Your goal => Exclude images, then output the remaining data verbatim.

Data for processing =>

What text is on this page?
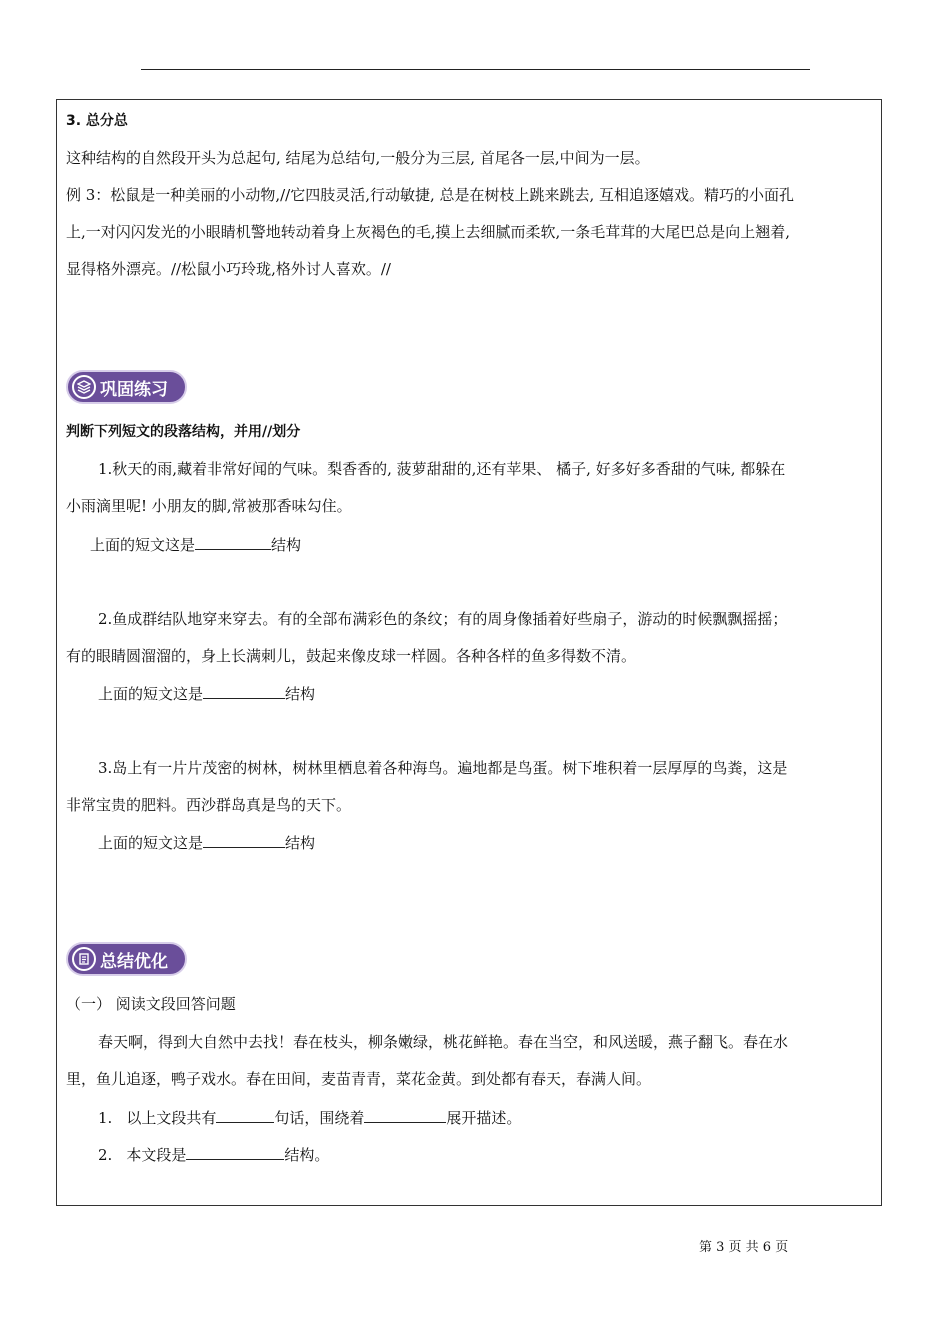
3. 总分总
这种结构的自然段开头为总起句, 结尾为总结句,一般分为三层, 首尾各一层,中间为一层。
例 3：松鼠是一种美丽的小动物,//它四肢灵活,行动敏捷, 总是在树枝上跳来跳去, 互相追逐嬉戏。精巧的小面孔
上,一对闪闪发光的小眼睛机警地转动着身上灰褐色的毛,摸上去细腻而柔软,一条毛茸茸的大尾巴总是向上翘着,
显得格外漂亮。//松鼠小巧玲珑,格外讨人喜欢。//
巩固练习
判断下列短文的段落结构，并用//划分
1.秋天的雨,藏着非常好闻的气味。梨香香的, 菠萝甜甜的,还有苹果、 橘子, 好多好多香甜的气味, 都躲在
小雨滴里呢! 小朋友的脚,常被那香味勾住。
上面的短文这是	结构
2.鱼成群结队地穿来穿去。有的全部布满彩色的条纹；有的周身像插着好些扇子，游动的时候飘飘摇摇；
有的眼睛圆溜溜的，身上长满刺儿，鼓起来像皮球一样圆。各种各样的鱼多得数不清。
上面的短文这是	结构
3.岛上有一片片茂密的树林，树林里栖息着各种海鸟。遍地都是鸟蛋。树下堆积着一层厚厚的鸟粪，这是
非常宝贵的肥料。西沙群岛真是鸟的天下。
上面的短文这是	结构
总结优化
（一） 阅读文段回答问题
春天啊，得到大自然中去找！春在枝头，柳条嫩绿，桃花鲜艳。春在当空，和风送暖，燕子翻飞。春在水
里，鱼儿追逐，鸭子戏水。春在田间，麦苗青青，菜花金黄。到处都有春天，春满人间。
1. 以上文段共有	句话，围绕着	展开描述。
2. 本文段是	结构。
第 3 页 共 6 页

Expected answer =>
What text is on this page?
3. 总分总
这种结构的自然段开头为总起句, 结尾为总结句,一般分为三层, 首尾各一层,中间为一层。
例 3：松鼠是一种美丽的小动物,//它四肢灵活,行动敏捷, 总是在树枝上跳来跳去, 互相追逐嬉戏。精巧的小面孔
上,一对闪闪发光的小眼睛机警地转动着身上灰褐色的毛,摸上去细腻而柔软,一条毛茸茸的大尾巴总是向上翘着,
显得格外漂亮。//松鼠小巧玲珑,格外讨人喜欢。//
巩固练习
判断下列短文的段落结构，并用//划分
1.秋天的雨,藏着非常好闻的气味。梨香香的, 菠萝甜甜的,还有苹果、 橘子, 好多好多香甜的气味, 都躲在
小雨滴里呢! 小朋友的脚,常被那香味勾住。
上面的短文这是	结构
2.鱼成群结队地穿来穿去。有的全部布满彩色的条纹；有的周身像插着好些扇子，游动的时候飘飘摇摇；
有的眼睛圆溜溜的，身上长满刺儿，鼓起来像皮球一样圆。各种各样的鱼多得数不清。
上面的短文这是	结构
3.岛上有一片片茂密的树林，树林里栖息着各种海鸟。遍地都是鸟蛋。树下堆积着一层厚厚的鸟粪，这是
非常宝贵的肥料。西沙群岛真是鸟的天下。
上面的短文这是	结构
总结优化
（一） 阅读文段回答问题
春天啊，得到大自然中去找！春在枝头，柳条嫩绿，桃花鲜艳。春在当空，和风送暖，燕子翻飞。春在水
里，鱼儿追逐，鸭子戏水。春在田间，麦苗青青，菜花金黄。到处都有春天，春满人间。
1. 以上文段共有	句话，围绕着	展开描述。
2. 本文段是	结构。
第 3 页 共 6 页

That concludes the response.